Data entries

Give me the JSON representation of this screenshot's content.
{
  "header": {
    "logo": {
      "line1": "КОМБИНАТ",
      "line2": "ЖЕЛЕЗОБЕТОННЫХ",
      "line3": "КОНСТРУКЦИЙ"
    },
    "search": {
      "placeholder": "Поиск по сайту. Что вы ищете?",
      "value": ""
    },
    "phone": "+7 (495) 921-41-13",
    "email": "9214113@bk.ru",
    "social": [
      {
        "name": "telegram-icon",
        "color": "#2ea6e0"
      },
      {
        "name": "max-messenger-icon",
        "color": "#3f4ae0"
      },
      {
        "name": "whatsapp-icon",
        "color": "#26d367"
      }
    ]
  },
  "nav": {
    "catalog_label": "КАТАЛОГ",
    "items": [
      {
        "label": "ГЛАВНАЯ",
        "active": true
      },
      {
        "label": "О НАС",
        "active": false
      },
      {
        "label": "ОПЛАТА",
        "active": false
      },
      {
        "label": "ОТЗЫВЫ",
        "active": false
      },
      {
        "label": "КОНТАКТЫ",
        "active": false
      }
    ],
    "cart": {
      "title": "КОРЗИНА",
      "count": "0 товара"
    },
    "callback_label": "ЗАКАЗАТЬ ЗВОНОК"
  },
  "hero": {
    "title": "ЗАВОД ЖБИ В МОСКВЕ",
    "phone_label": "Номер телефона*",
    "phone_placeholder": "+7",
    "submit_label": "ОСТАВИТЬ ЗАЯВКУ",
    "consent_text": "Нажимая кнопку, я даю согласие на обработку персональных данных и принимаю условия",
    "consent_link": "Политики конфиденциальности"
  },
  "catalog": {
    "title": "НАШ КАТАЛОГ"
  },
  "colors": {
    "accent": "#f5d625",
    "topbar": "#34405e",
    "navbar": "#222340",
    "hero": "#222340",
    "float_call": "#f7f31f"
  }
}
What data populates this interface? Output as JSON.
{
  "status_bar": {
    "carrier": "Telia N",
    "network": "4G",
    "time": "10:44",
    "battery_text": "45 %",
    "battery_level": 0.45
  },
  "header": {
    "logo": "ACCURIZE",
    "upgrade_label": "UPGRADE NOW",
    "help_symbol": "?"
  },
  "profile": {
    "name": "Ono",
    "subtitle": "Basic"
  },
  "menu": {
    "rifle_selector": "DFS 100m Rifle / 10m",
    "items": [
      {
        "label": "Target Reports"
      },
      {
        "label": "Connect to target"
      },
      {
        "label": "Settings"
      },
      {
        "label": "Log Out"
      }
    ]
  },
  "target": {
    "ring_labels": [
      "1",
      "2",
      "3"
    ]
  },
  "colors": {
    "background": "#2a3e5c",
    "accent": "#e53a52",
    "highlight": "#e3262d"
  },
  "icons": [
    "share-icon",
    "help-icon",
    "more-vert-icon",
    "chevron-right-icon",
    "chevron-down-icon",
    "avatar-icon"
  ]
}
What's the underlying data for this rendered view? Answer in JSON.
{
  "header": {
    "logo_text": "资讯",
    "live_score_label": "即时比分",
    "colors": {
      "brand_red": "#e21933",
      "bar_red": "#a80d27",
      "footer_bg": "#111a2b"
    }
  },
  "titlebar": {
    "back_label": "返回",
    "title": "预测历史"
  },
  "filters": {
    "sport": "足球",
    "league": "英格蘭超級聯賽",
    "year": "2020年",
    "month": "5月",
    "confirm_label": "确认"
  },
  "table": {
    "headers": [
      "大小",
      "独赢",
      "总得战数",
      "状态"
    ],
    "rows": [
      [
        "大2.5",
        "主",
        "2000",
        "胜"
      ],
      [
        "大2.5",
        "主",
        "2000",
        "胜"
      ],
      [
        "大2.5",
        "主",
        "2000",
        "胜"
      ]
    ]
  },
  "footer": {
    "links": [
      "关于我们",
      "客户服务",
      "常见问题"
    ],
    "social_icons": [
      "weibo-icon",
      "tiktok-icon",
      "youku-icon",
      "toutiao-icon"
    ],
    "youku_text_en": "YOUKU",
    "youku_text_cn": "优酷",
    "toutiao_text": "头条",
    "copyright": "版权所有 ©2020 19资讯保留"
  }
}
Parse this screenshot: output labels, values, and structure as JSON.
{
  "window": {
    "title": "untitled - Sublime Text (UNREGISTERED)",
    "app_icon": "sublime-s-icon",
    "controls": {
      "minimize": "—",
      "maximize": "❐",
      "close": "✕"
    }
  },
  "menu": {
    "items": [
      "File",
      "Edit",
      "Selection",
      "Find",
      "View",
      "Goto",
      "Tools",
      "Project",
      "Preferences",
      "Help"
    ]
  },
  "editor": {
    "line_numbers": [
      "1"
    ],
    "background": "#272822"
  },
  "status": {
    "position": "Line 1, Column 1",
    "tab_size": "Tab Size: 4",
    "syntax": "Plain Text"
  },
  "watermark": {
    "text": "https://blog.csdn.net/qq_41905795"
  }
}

Aim of the task
Search the records for the word "КАТАЛОГ" and copy every line where it occurs.

Exercise output
    "catalog_label": "КАТАЛОГ",
    "title": "НАШ КАТАЛОГ"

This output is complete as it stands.